Ditolak Warga, Minimarket di Sukadanaham Diduga Bermasalah

img
Minimarket milik PT Bukit Mas Persada di Jalan RZP Hamim Putra, Kelurahan Sukadanaham Tanjungkarang Barat, diduga bermasalah. Foto: Enday

Harianmomentum-- Minimarket milik PT Bukit Mas Persada di Jalan RZP Hamim Putra, Kelurahan Sukadanaham Tanjungkarang Barat, Kota Bandarlampung diduga bermasalah.

 

Selain tidak mendapat izin lingkungan dari warga sekitar, pendirian minimarket oleh pemilik tempat wisata Puncak Mas itu juga ditengarai melanggar peraturan walikota (Perwali) nomor 11 tahun 2012 tentang Persyaratan dan Penataan Minimarket di Bandarlampung.

 

Sebab, pendiriannya berada di tengah pemukiman penduduk dan berada di jalan lingkungan.

 

Menurut Isman, Ketua RT 02 Lingkungan I Sukadanaham mengatakan, seluruh warga di lingkungannya menolak pendirian minimarket tersebut.

 

Anehnya, informasi yang berhasil dia peroleh, pemerintah kota (Pemkot) justru sudah mengeluarkan izin minimarket tersebut.

 

“Nah, yang menjadi pertanyaan adalah, apa dasar Dinas Perizinan mengeluarkan izin minimarket? Padahal tidak ada warga yang setuju,” kata Isman kepada harianmomentum.com, Senin (23/10/17).

Selain itu, kehadiran minimarket di lokasi itu berdampak buruk terhadap kelangsungan hidup masyarakat sekitar yang mengandalkan hidup dari usaha warung.

# Data:

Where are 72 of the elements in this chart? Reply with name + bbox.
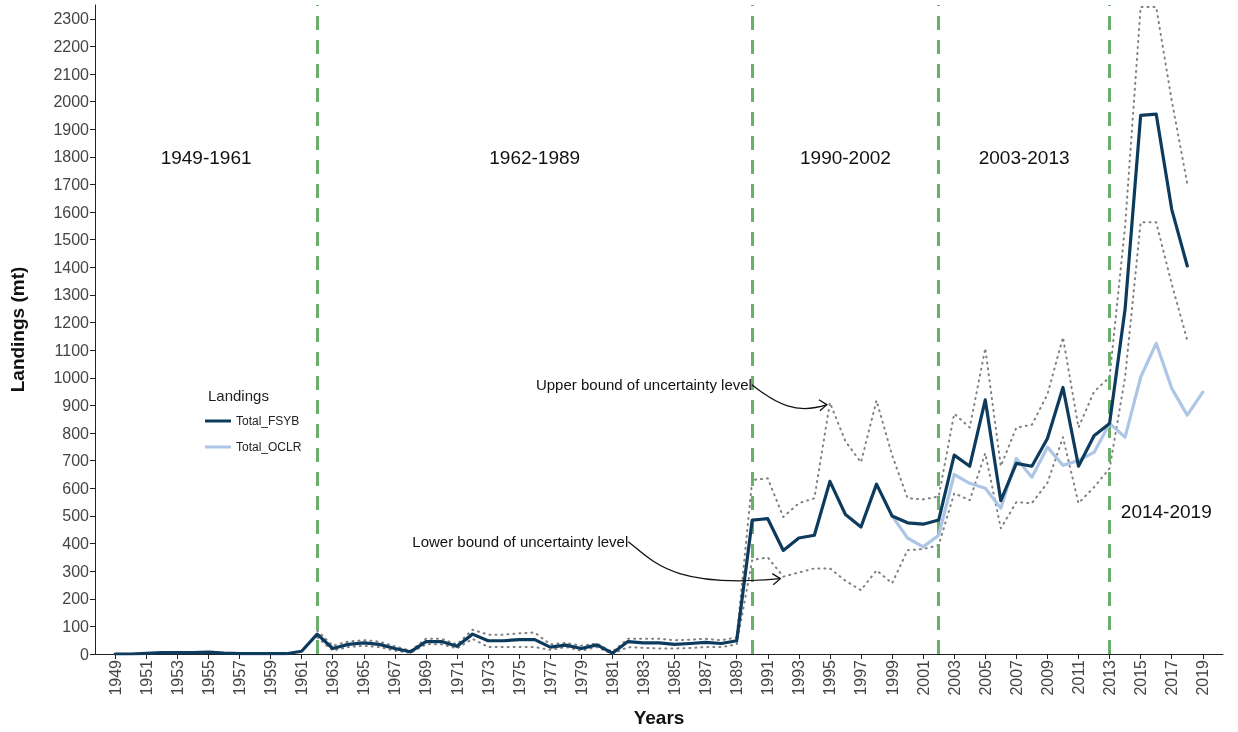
x-tick-label: 1989: [728, 659, 746, 696]
y-tick-label: 2000: [53, 93, 90, 111]
x-tick-label: 1995: [821, 659, 839, 696]
x-tick-label: 2017: [1163, 659, 1181, 696]
y-tick-label: 500: [62, 507, 90, 525]
x-tick-label: 1983: [634, 659, 652, 696]
annotation: Lower bound of uncertainty level: [412, 533, 629, 551]
x-tick-label: 1949: [106, 659, 124, 696]
annotation: 1990-2002: [800, 146, 891, 168]
y-tick-label: 1100: [54, 341, 90, 359]
y-tick-label: 1200: [53, 314, 90, 332]
x-tick-label: 1953: [168, 659, 186, 696]
legend-label: Total_OCLR: [236, 440, 302, 454]
x-tick-label: 1985: [666, 659, 684, 696]
x-tick-label: 1981: [603, 659, 621, 696]
annotation: 2003-2013: [978, 146, 1070, 168]
x-tick-label: 2003: [945, 659, 963, 696]
x-tick-label: 1971: [448, 659, 466, 696]
x-tick-label: 1963: [324, 659, 342, 696]
y-tick-label: 2300: [53, 10, 90, 28]
y-tick-label: 1600: [53, 203, 90, 221]
x-tick-label: 1993: [790, 659, 808, 696]
y-tick-label: 1000: [53, 369, 90, 387]
y-tick-label: 600: [62, 479, 90, 497]
x-tick-label: 2015: [1132, 659, 1150, 696]
x-tick-label: 1991: [759, 659, 777, 696]
x-tick-label: 1979: [572, 659, 590, 696]
y-tick-label: 200: [62, 590, 90, 608]
y-tick-label: 1700: [53, 176, 90, 194]
legend-title: Landings: [208, 387, 269, 404]
y-tick-label: 700: [62, 452, 90, 470]
y-tick-label: 1300: [53, 286, 90, 304]
x-tick-label: 2019: [1194, 659, 1212, 696]
y-tick-label: 800: [62, 424, 90, 442]
x-tick-label: 1977: [541, 659, 559, 696]
x-tick-label: 1975: [510, 659, 528, 696]
y-tick-label: 1500: [53, 231, 90, 249]
x-tick-label: 1961: [293, 659, 311, 696]
x-tick-label: 1955: [199, 659, 217, 696]
y-tick-label: 100: [62, 617, 90, 635]
x-tick-label: 1959: [262, 659, 280, 696]
x-axis-title: Years: [633, 707, 685, 728]
x-tick-label: 1997: [852, 659, 870, 696]
x-tick-label: 1987: [697, 659, 715, 696]
annotation: 1962-1989: [489, 146, 581, 168]
x-tick-label: 2011: [1070, 659, 1087, 695]
x-tick-label: 2013: [1101, 659, 1119, 696]
x-tick-label: 1999: [883, 659, 901, 696]
annotation: 1949-1961: [160, 146, 252, 168]
x-tick-label: 1967: [386, 659, 404, 696]
y-tick-label: 1800: [53, 148, 90, 166]
y-tick-label: 300: [62, 562, 90, 580]
y-tick-label: 900: [62, 396, 90, 414]
legend-label: Total_FSYB: [236, 414, 300, 428]
y-tick-label: 1900: [53, 120, 90, 138]
x-tick-label: 2001: [914, 659, 932, 696]
x-tick-label: 1969: [417, 659, 435, 696]
x-tick-label: 1965: [355, 659, 373, 696]
y-tick-label: 2200: [53, 37, 90, 55]
x-tick-label: 2009: [1038, 659, 1056, 696]
x-tick-label: 1973: [479, 659, 497, 696]
x-tick-label: 2007: [1007, 659, 1025, 696]
y-tick-label: 2100: [53, 65, 90, 83]
x-tick-label: 1951: [137, 659, 155, 696]
annotation: Upper bound of uncertainty level: [535, 376, 752, 394]
x-tick-label: 2005: [976, 659, 994, 696]
y-axis-title: Landings (mt): [7, 266, 28, 393]
y-tick-label: 1400: [53, 258, 90, 276]
x-tick-label: 1957: [231, 659, 248, 696]
annotation: 2014-2019: [1120, 501, 1212, 523]
y-tick-label: 0: [80, 645, 90, 663]
y-tick-label: 400: [62, 535, 90, 553]
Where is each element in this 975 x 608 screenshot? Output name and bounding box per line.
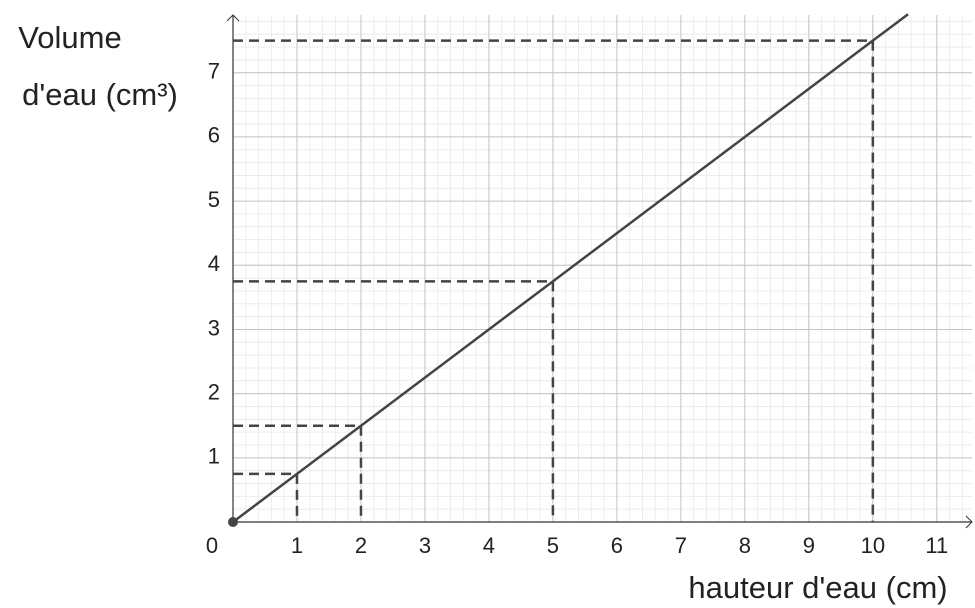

# Uraian Tugas:
Salinlah secara persis bagian berita tentang minimarket di Sukadanaham, mulai dari "Ditolak Warga, Minimarket" sampai dengan "di jalan lingkungan.".

# Jawaban Latihan:
Ditolak Warga, Minimarket di Sukadanaham Diduga Bermasalah

img
Minimarket milik PT Bukit Mas Persada di Jalan RZP Hamim Putra, Kelurahan Sukadanaham Tanjungkarang Barat, diduga bermasalah. Foto: Enday

Harianmomentum-- Minimarket milik PT Bukit Mas Persada di Jalan RZP Hamim Putra, Kelurahan Sukadanaham Tanjungkarang Barat, Kota Bandarlampung diduga bermasalah.

 

Selain tidak mendapat izin lingkungan dari warga sekitar, pendirian minimarket oleh pemilik tempat wisata Puncak Mas itu juga ditengarai melanggar peraturan walikota (Perwali) nomor 11 tahun 2012 tentang Persyaratan dan Penataan Minimarket di Bandarlampung.

 

Sebab, pendiriannya berada di tengah pemukiman penduduk dan berada di jalan lingkungan.